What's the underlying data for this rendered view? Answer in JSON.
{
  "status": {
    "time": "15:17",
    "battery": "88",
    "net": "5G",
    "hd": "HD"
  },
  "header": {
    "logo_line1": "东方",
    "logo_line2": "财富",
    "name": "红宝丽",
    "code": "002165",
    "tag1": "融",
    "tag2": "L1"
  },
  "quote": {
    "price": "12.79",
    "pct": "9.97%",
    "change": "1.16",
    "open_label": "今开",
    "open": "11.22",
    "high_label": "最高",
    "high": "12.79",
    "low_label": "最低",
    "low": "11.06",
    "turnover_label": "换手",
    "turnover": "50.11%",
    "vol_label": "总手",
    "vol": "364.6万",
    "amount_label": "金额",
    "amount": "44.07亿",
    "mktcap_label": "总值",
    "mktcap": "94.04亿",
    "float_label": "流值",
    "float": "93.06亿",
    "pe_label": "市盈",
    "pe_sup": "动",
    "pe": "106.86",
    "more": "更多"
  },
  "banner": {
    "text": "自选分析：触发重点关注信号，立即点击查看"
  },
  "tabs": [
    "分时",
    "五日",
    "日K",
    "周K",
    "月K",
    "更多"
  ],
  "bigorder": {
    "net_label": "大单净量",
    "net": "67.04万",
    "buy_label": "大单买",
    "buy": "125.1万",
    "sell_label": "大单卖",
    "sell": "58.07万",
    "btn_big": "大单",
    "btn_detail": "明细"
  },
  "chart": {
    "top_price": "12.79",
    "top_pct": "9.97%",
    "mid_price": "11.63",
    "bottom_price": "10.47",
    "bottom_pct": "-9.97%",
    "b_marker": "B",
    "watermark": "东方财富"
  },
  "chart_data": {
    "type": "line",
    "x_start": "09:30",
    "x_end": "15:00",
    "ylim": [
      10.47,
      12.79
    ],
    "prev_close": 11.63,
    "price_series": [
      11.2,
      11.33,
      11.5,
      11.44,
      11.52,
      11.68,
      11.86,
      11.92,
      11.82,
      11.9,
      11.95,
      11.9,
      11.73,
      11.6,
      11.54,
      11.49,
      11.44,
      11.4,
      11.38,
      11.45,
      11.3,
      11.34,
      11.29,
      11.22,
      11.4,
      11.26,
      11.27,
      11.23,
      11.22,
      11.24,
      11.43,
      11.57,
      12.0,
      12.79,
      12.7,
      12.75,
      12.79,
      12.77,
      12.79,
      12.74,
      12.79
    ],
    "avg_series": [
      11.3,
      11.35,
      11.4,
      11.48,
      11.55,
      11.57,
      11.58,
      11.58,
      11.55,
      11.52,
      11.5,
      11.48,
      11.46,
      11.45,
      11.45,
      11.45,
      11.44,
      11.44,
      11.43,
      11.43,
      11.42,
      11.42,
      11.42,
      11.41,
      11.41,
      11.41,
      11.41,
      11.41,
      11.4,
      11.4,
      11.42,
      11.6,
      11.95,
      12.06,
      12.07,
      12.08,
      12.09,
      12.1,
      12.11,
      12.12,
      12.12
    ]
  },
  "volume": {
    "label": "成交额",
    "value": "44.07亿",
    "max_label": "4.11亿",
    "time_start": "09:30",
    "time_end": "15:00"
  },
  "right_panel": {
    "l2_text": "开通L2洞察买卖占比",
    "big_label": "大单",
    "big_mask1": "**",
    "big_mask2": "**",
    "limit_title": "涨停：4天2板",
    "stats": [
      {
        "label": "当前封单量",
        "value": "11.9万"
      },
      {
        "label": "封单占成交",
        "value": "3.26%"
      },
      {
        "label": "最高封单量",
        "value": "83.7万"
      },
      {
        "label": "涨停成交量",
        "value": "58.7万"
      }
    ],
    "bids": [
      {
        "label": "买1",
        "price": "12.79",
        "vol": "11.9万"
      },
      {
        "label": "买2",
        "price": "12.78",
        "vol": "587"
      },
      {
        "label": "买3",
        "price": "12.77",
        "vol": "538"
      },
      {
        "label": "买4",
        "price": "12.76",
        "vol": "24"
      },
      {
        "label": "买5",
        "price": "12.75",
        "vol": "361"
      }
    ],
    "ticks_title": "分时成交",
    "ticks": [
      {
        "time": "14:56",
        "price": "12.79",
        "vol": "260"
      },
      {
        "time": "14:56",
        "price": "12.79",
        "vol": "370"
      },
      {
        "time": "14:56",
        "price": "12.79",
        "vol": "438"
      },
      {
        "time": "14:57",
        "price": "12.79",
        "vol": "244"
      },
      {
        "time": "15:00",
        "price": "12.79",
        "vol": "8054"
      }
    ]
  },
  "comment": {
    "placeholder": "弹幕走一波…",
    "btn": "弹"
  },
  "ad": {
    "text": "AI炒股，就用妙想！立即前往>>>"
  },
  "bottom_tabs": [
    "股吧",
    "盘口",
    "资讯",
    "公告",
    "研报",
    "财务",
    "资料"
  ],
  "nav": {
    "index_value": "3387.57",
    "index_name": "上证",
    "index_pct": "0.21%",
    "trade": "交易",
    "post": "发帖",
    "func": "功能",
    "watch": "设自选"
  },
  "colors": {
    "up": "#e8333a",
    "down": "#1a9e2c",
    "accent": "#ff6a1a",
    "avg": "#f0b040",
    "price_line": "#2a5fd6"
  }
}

--------

Do this: Copy out the whole listing exactly.

Final result:
What's the underlying data for this rendered view? Answer in JSON.
{
  "status": {
    "time": "15:17",
    "battery": "88",
    "net": "5G",
    "hd": "HD"
  },
  "header": {
    "logo_line1": "东方",
    "logo_line2": "财富",
    "name": "红宝丽",
    "code": "002165",
    "tag1": "融",
    "tag2": "L1"
  },
  "quote": {
    "price": "12.79",
    "pct": "9.97%",
    "change": "1.16",
    "open_label": "今开",
    "open": "11.22",
    "high_label": "最高",
    "high": "12.79",
    "low_label": "最低",
    "low": "11.06",
    "turnover_label": "换手",
    "turnover": "50.11%",
    "vol_label": "总手",
    "vol": "364.6万",
    "amount_label": "金额",
    "amount": "44.07亿",
    "mktcap_label": "总值",
    "mktcap": "94.04亿",
    "float_label": "流值",
    "float": "93.06亿",
    "pe_label": "市盈",
    "pe_sup": "动",
    "pe": "106.86",
    "more": "更多"
  },
  "banner": {
    "text": "自选分析：触发重点关注信号，立即点击查看"
  },
  "tabs": [
    "分时",
    "五日",
    "日K",
    "周K",
    "月K",
    "更多"
  ],
  "bigorder": {
    "net_label": "大单净量",
    "net": "67.04万",
    "buy_label": "大单买",
    "buy": "125.1万",
    "sell_label": "大单卖",
    "sell": "58.07万",
    "btn_big": "大单",
    "btn_detail": "明细"
  },
  "chart": {
    "top_price": "12.79",
    "top_pct": "9.97%",
    "mid_price": "11.63",
    "bottom_price": "10.47",
    "bottom_pct": "-9.97%",
    "b_marker": "B",
    "watermark": "东方财富"
  },
  "chart_data": {
    "type": "line",
    "x_start": "09:30",
    "x_end": "15:00",
    "ylim": [
      10.47,
      12.79
    ],
    "prev_close": 11.63,
    "price_series": [
      11.2,
      11.33,
      11.5,
      11.44,
      11.52,
      11.68,
      11.86,
      11.92,
      11.82,
      11.9,
      11.95,
      11.9,
      11.73,
      11.6,
      11.54,
      11.49,
      11.44,
      11.4,
      11.38,
      11.45,
      11.3,
      11.34,
      11.29,
      11.22,
      11.4,
      11.26,
      11.27,
      11.23,
      11.22,
      11.24,
      11.43,
      11.57,
      12.0,
      12.79,
      12.7,
      12.75,
      12.79,
      12.77,
      12.79,
      12.74,
      12.79
    ],
    "avg_series": [
      11.3,
      11.35,
      11.4,
      11.48,
      11.55,
      11.57,
      11.58,
      11.58,
      11.55,
      11.52,
      11.5,
      11.48,
      11.46,
      11.45,
      11.45,
      11.45,
      11.44,
      11.44,
      11.43,
      11.43,
      11.42,
      11.42,
      11.42,
      11.41,
      11.41,
      11.41,
      11.41,
      11.41,
      11.4,
      11.4,
      11.42,
      11.6,
      11.95,
      12.06,
      12.07,
      12.08,
      12.09,
      12.1,
      12.11,
      12.12,
      12.12
    ]
  },
  "volume": {
    "label": "成交额",
    "value": "44.07亿",
    "max_label": "4.11亿",
    "time_start": "09:30",
    "time_end": "15:00"
  },
  "right_panel": {
    "l2_text": "开通L2洞察买卖占比",
    "big_label": "大单",
    "big_mask1": "**",
    "big_mask2": "**",
    "limit_title": "涨停：4天2板",
    "stats": [
      {
        "label": "当前封单量",
        "value": "11.9万"
      },
      {
        "label": "封单占成交",
        "value": "3.26%"
      },
      {
        "label": "最高封单量",
        "value": "83.7万"
      },
      {
        "label": "涨停成交量",
        "value": "58.7万"
      }
    ],
    "bids": [
      {
        "label": "买1",
        "price": "12.79",
        "vol": "11.9万"
      },
      {
        "label": "买2",
        "price": "12.78",
        "vol": "587"
      },
      {
        "label": "买3",
        "price": "12.77",
        "vol": "538"
      },
      {
        "label": "买4",
        "price": "12.76",
        "vol": "24"
      },
      {
        "label": "买5",
        "price": "12.75",
        "vol": "361"
      }
    ],
    "ticks_title": "分时成交",
    "ticks": [
      {
        "time": "14:56",
        "price": "12.79",
        "vol": "260"
      },
      {
        "time": "14:56",
        "price": "12.79",
        "vol": "370"
      },
      {
        "time": "14:56",
        "price": "12.79",
        "vol": "438"
      },
      {
        "time": "14:57",
        "price": "12.79",
        "vol": "244"
      },
      {
        "time": "15:00",
        "price": "12.79",
        "vol": "8054"
      }
    ]
  },
  "comment": {
    "placeholder": "弹幕走一波…",
    "btn": "弹"
  },
  "ad": {
    "text": "AI炒股，就用妙想！立即前往>>>"
  },
  "bottom_tabs": [
    "股吧",
    "盘口",
    "资讯",
    "公告",
    "研报",
    "财务",
    "资料"
  ],
  "nav": {
    "index_value": "3387.57",
    "index_name": "上证",
    "index_pct": "0.21%",
    "trade": "交易",
    "post": "发帖",
    "func": "功能",
    "watch": "设自选"
  },
  "colors": {
    "up": "#e8333a",
    "down": "#1a9e2c",
    "accent": "#ff6a1a",
    "avg": "#f0b040",
    "price_line": "#2a5fd6"
  }
}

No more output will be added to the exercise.